-- DATA SHOWN --
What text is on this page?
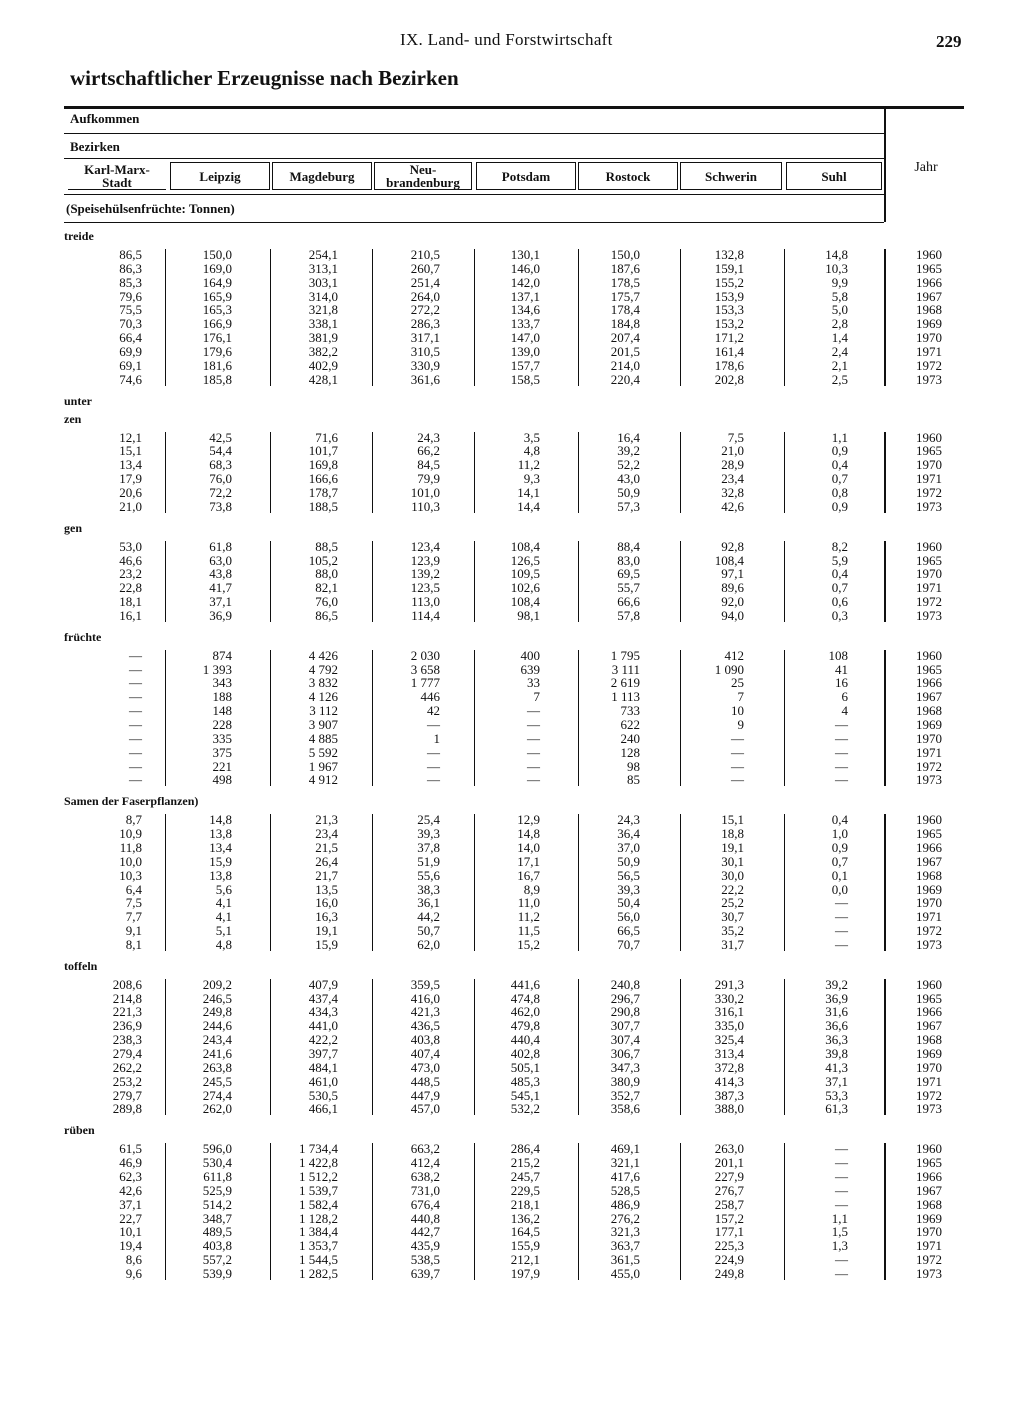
IX. Land- und Forstwirtschaft	229
wirtschaftlicher Erzeugnisse nach Bezirken
Aufkommen
Bezirken
(Speisehülsenfrüchte: Tonnen)
Jahr
Karl-Marx-
Stadt	Leipzig	Magdeburg	Neu-
brandenburg	Potsdam	Rostock	Schwerin	Suhl
treide
86,5	150,0	254,1	210,5	130,1	150,0	132,8	14,8	1960
86,3	169,0	313,1	260,7	146,0	187,6	159,1	10,3	1965
85,3	164,9	303,1	251,4	142,0	178,5	155,2	9,9	1966
79,6	165,9	314,0	264,0	137,1	175,7	153,9	5,8	1967
75,5	165,3	321,8	272,2	134,6	178,4	153,3	5,0	1968
70,3	166,9	338,1	286,3	133,7	184,8	153,2	2,8	1969
66,4	176,1	381,9	317,1	147,0	207,4	171,2	1,4	1970
69,9	179,6	382,2	310,5	139,0	201,5	161,4	2,4	1971
69,1	181,6	402,9	330,9	157,7	214,0	178,6	2,1	1972
74,6	185,8	428,1	361,6	158,5	220,4	202,8	2,5	1973
unter
zen
12,1	42,5	71,6	24,3	3,5	16,4	7,5	1,1	1960
15,1	54,4	101,7	66,2	4,8	39,2	21,0	0,9	1965
13,4	68,3	169,8	84,5	11,2	52,2	28,9	0,4	1970
17,9	76,0	166,6	79,9	9,3	43,0	23,4	0,7	1971
20,6	72,2	178,7	101,0	14,1	50,9	32,8	0,8	1972
21,0	73,8	188,5	110,3	14,4	57,3	42,6	0,9	1973
gen
53,0	61,8	88,5	123,4	108,4	88,4	92,8	8,2	1960
46,6	63,0	105,2	123,9	126,5	83,0	108,4	5,9	1965
23,2	43,8	88,0	139,2	109,5	69,5	97,1	0,4	1970
22,8	41,7	82,1	123,5	102,6	55,7	89,6	0,7	1971
18,1	37,1	76,0	113,0	108,4	66,6	92,0	0,6	1972
16,1	36,9	86,5	114,4	98,1	57,8	94,0	0,3	1973
früchte
—	874	4 426	2 030	400	1 795	412	108	1960
—	1 393	4 792	3 658	639	3 111	1 090	41	1965
—	343	3 832	1 777	33	2 619	25	16	1966
—	188	4 126	446	7	1 113	7	6	1967
—	148	3 112	42	—	733	10	4	1968
—	228	3 907	—	—	622	9	—	1969
—	335	4 885	1	—	240	—	—	1970
—	375	5 592	—	—	128	—	—	1971
—	221	1 967	—	—	98	—	—	1972
—	498	4 912	—	—	85	—	—	1973
Samen der Faserpflanzen)
8,7	14,8	21,3	25,4	12,9	24,3	15,1	0,4	1960
10,9	13,8	23,4	39,3	14,8	36,4	18,8	1,0	1965
11,8	13,4	21,5	37,8	14,0	37,0	19,1	0,9	1966
10,0	15,9	26,4	51,9	17,1	50,9	30,1	0,7	1967
10,3	13,8	21,7	55,6	16,7	56,5	30,0	0,1	1968
6,4	5,6	13,5	38,3	8,9	39,3	22,2	0,0	1969
7,5	4,1	16,0	36,1	11,0	50,4	25,2	—	1970
7,7	4,1	16,3	44,2	11,2	56,0	30,7	—	1971
9,1	5,1	19,1	50,7	11,5	66,5	35,2	—	1972
8,1	4,8	15,9	62,0	15,2	70,7	31,7	—	1973
toffeln
208,6	209,2	407,9	359,5	441,6	240,8	291,3	39,2	1960
214,8	246,5	437,4	416,0	474,8	296,7	330,2	36,9	1965
221,3	249,8	434,3	421,3	462,0	290,8	316,1	31,6	1966
236,9	244,6	441,0	436,5	479,8	307,7	335,0	36,6	1967
238,3	243,4	422,2	403,8	440,4	307,4	325,4	36,3	1968
279,4	241,6	397,7	407,4	402,8	306,7	313,4	39,8	1969
262,2	263,8	484,1	473,0	505,1	347,3	372,8	41,3	1970
253,2	245,5	461,0	448,5	485,3	380,9	414,3	37,1	1971
279,7	274,4	530,5	447,9	545,1	352,7	387,3	53,3	1972
289,8	262,0	466,1	457,0	532,2	358,6	388,0	61,3	1973
rüben
61,5	596,0	1 734,4	663,2	286,4	469,1	263,0	—	1960
46,9	530,4	1 422,8	412,4	215,2	321,1	201,1	—	1965
62,3	611,8	1 512,2	638,2	245,7	417,6	227,9	—	1966
42,6	525,9	1 539,7	731,0	229,5	528,5	276,7	—	1967
37,1	514,2	1 582,4	676,4	218,1	486,9	258,7	—	1968
22,7	348,7	1 128,2	440,8	136,2	276,2	157,2	1,1	1969
10,1	489,5	1 384,4	442,7	164,5	321,3	177,1	1,5	1970
19,4	403,8	1 353,7	435,9	155,9	363,7	225,3	1,3	1971
8,6	557,2	1 544,5	538,5	212,1	361,5	224,9	—	1972
9,6	539,9	1 282,5	639,7	197,9	455,0	249,8	—	1973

-- EXERCISE PROMPT --
Your task is to report how many lines of the material include the string "Bezirken". Give the number and no other words.

-- OUTPUT OF THE EXERCISE --
2